> [EXERCISE INPUTS]:
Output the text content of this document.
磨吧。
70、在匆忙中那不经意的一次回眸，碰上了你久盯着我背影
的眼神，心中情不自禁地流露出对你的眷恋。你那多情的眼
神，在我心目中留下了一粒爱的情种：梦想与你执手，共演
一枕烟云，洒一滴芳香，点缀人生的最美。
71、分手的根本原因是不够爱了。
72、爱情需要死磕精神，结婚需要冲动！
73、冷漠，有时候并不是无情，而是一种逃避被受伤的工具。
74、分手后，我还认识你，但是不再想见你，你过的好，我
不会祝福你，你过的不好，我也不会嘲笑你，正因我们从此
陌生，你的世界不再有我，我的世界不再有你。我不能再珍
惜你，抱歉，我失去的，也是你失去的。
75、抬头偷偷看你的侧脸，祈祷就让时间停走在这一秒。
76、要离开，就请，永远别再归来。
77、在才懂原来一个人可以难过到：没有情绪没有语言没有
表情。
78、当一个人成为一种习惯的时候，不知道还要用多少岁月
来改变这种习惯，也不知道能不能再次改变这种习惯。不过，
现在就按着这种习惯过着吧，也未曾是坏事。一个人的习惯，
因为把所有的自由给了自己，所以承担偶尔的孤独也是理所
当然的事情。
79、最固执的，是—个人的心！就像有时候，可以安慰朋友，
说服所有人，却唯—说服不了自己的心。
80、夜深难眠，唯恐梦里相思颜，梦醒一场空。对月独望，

> [REQUEST]: Write the listing out again, exactly as shown above.

> [RESULT OF THIS TASK]:
Output the text content of this document.
磨吧。
70、在匆忙中那不经意的一次回眸，碰上了你久盯着我背影
的眼神，心中情不自禁地流露出对你的眷恋。你那多情的眼
神，在我心目中留下了一粒爱的情种：梦想与你执手，共演
一枕烟云，洒一滴芳香，点缀人生的最美。
71、分手的根本原因是不够爱了。
72、爱情需要死磕精神，结婚需要冲动！
73、冷漠，有时候并不是无情，而是一种逃避被受伤的工具。
74、分手后，我还认识你，但是不再想见你，你过的好，我
不会祝福你，你过的不好，我也不会嘲笑你，正因我们从此
陌生，你的世界不再有我，我的世界不再有你。我不能再珍
惜你，抱歉，我失去的，也是你失去的。
75、抬头偷偷看你的侧脸，祈祷就让时间停走在这一秒。
76、要离开，就请，永远别再归来。
77、在才懂原来一个人可以难过到：没有情绪没有语言没有
表情。
78、当一个人成为一种习惯的时候，不知道还要用多少岁月
来改变这种习惯，也不知道能不能再次改变这种习惯。不过，
现在就按着这种习惯过着吧，也未曾是坏事。一个人的习惯，
因为把所有的自由给了自己，所以承担偶尔的孤独也是理所
当然的事情。
79、最固执的，是—个人的心！就像有时候，可以安慰朋友，
说服所有人，却唯—说服不了自己的心。
80、夜深难眠，唯恐梦里相思颜，梦醒一场空。对月独望，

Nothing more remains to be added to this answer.